■ **EXCERPTED PASSAGE**:
--------------------------------
Post-Secondary Education Trends

Brandon University is affected by the many trends in post-secondary education (PSE).

In 2007-2008, the Association of Universities and Colleges of Canada (AUCC, 2008) published a three volume series on trends in PSE. Several other publications have outlined trends affecting the PSE sector (e.g., Billing, 2004; Lebeau, Stumpf, Brown, Lucchesi, & Kwiek, 2012; Mayhew, 2013; McArthur, 2010). Based on these documents and other research, trends in post-secondary education can be clustered into the following areas:

  • Competition for domestic and international students is becoming fiercer. The Statistics Canada (2007) report, entitled Postsecondary Enrolment Trends to 2031: Three Scenarios, provides three different scenarios for projections of college and university enrolments for the population aged between 17 and 29 years. Each of these scenarios points to increased competition for domestic students in Canadian universities.
  • In 2011, the Aboriginal population, consisting of First Nations Peoples, Metis and Inuit, was 157,740 or 14 percent of Manitoba’s total population (Statistics Canada, 2011a). Between 55 percent and 65 percent of the Aboriginal population aged 18-44 years plans to return to school or to take further training. Across Canada, the average age of the Aboriginal population is less than that of the overall population, with 18.2 percent in the age range of 15 to 24 years as compared with 12.9 percent in the general population. At Brandon University, 13-15 percent of the student population self-identify as members of an Aboriginal community. It can be anticipated that the number of Aboriginal students in the age range15to 24 years aiming to attend post-secondary educational institutions in Manitoba will increase.
--------------------------------
■ **Excerpts from a layout annotation set**:
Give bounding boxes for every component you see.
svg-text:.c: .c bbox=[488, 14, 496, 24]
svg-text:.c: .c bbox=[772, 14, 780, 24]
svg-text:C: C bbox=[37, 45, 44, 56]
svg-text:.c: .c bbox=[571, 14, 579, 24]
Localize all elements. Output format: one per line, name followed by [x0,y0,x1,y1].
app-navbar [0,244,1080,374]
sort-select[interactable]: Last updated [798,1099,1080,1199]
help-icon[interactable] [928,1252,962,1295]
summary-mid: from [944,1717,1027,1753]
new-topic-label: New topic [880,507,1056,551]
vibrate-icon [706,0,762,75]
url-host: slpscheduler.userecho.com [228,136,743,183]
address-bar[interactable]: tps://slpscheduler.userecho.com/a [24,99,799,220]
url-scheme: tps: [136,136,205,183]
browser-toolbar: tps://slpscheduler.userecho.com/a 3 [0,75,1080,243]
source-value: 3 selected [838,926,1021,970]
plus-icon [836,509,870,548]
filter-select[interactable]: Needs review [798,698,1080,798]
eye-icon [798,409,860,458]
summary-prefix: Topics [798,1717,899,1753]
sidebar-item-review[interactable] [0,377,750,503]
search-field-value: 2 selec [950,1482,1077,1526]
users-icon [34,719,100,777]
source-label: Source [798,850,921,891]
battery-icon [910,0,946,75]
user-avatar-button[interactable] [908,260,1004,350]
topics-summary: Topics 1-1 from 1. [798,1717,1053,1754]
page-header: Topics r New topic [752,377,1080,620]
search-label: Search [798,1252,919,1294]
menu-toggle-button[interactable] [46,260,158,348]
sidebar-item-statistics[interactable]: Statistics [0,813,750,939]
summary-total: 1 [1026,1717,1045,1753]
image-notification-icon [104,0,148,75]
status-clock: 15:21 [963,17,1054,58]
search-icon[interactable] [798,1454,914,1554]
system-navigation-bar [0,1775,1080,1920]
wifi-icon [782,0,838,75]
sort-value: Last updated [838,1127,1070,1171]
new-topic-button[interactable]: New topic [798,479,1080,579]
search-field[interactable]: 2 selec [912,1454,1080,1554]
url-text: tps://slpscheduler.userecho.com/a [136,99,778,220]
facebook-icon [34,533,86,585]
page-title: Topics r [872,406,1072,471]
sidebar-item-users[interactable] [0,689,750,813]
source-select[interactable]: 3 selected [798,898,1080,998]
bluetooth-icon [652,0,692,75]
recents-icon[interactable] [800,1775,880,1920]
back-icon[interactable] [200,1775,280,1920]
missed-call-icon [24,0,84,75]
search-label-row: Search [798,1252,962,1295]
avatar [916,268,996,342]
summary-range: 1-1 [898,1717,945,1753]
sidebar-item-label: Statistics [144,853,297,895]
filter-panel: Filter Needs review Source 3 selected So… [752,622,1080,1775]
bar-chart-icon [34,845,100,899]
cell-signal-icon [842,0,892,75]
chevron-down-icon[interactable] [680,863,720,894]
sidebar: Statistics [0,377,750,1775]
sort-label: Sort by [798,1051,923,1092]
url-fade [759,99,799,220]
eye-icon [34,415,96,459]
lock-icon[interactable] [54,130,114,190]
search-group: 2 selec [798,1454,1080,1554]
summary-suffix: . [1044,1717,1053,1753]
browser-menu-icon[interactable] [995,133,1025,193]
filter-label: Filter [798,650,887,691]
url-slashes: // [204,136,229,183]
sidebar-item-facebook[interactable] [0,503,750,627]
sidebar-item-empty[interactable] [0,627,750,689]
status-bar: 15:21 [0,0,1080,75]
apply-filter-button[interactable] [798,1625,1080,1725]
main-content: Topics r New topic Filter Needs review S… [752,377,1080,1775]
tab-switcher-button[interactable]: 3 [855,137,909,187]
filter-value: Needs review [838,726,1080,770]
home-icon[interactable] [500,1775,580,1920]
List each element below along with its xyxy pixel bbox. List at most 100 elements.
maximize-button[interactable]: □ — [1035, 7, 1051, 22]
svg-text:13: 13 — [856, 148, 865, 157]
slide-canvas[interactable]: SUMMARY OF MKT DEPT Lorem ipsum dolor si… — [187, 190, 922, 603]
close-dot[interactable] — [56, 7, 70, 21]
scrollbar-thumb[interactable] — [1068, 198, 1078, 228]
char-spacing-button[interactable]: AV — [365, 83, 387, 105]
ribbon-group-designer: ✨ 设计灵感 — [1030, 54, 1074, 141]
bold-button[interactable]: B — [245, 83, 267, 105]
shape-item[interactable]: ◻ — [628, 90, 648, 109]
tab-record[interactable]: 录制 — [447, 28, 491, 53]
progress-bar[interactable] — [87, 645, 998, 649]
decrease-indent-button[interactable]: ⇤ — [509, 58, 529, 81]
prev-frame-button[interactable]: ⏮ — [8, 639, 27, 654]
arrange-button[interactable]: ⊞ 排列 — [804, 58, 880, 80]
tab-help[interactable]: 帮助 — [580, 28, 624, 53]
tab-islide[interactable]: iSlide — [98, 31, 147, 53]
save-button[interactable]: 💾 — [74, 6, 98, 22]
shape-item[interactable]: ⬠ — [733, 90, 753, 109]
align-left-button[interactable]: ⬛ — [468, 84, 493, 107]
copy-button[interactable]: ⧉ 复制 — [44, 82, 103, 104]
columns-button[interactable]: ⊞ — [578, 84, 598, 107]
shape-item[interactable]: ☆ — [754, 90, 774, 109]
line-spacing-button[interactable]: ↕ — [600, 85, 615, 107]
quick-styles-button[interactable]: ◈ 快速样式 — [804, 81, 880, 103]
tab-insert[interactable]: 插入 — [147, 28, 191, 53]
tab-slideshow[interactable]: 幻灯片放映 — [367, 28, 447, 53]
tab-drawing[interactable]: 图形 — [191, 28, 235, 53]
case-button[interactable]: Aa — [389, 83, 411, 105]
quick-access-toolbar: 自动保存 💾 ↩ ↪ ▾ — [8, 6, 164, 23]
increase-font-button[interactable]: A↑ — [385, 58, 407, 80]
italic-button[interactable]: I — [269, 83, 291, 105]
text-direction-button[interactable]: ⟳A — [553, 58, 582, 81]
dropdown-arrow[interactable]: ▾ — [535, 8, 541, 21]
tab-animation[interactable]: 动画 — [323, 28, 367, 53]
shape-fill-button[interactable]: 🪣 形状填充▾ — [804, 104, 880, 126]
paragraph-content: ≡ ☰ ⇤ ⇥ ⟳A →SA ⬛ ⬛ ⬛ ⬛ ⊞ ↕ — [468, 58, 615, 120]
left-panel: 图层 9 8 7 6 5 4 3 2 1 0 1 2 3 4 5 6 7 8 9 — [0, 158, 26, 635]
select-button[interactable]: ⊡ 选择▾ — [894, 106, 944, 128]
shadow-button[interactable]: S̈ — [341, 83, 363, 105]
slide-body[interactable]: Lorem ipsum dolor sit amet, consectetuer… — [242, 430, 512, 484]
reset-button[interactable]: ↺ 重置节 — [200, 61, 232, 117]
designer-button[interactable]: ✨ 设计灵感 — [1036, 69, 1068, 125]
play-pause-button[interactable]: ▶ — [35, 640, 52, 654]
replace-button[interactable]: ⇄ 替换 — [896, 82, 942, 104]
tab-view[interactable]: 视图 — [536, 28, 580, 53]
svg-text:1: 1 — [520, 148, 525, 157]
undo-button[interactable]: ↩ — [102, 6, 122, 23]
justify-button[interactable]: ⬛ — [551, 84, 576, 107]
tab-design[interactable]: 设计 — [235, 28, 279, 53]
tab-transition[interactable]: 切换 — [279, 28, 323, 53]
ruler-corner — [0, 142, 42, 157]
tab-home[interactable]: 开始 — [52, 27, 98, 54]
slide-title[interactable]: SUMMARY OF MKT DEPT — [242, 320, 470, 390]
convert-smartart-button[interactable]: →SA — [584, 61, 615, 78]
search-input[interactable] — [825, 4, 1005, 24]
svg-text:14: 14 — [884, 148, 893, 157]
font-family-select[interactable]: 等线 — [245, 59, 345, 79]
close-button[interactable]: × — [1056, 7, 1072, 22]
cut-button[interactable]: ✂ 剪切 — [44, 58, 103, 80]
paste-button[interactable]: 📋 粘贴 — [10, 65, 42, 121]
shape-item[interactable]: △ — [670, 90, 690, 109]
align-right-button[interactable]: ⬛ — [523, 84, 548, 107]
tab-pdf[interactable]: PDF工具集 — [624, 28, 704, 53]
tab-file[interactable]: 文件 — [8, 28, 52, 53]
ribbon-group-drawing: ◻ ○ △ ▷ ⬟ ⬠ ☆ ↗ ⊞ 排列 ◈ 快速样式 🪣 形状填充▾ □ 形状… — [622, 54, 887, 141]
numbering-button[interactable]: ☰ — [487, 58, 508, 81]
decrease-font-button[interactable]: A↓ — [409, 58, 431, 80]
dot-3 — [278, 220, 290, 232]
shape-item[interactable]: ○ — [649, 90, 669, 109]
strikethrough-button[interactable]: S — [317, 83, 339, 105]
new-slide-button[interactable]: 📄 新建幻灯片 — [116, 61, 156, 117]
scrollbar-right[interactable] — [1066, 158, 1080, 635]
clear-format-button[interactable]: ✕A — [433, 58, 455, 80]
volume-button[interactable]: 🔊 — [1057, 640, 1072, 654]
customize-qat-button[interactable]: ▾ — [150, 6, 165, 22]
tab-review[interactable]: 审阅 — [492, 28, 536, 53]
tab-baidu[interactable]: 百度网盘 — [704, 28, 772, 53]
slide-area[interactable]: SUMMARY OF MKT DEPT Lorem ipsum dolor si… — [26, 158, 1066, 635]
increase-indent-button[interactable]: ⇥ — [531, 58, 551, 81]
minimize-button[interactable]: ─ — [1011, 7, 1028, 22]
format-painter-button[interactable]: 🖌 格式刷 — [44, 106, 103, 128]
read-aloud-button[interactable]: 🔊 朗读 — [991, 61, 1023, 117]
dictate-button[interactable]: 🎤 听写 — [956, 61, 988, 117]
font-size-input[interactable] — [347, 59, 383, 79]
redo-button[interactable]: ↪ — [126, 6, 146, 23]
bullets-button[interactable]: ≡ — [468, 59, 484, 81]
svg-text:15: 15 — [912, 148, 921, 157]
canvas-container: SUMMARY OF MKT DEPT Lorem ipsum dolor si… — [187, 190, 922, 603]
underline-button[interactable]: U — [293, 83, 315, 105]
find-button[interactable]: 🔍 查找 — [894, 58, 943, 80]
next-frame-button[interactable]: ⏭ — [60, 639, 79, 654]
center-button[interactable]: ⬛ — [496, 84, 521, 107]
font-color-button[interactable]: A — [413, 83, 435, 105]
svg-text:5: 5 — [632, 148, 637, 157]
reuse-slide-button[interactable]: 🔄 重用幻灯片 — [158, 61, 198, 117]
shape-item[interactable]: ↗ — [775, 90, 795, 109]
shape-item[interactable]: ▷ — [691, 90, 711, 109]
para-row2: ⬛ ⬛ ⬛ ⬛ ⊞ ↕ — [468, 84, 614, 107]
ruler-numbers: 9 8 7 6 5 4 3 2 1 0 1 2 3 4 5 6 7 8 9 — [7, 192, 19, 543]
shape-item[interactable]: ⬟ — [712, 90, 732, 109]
--------------------------------
■ **SET PROBLEM**: Copy the text on post-secondary education trends, starting at "In 2007-2008, the" and ending at "in Canadian universities.", but replace "fiercer" with "more intense".

■ **ANSWER TO THIS EXERCISE**:
In 2007-2008, the Association of Universities and Colleges of Canada (AUCC, 2008) published a three volume series on trends in PSE. Several other publications have outlined trends affecting the PSE sector (e.g., Billing, 2004; Lebeau, Stumpf, Brown, Lucchesi, & Kwiek, 2012; Mayhew, 2013; McArthur, 2010). Based on these documents and other research, trends in post-secondary education can be clustered into the following areas:

  • Competition for domestic and international students is becoming more intense. The Statistics Canada (2007) report, entitled Postsecondary Enrolment Trends to 2031: Three Scenarios, provides three different scenarios for projections of college and university enrolments for the population aged between 17 and 29 years. Each of these scenarios points to increased competition for domestic students in Canadian universities.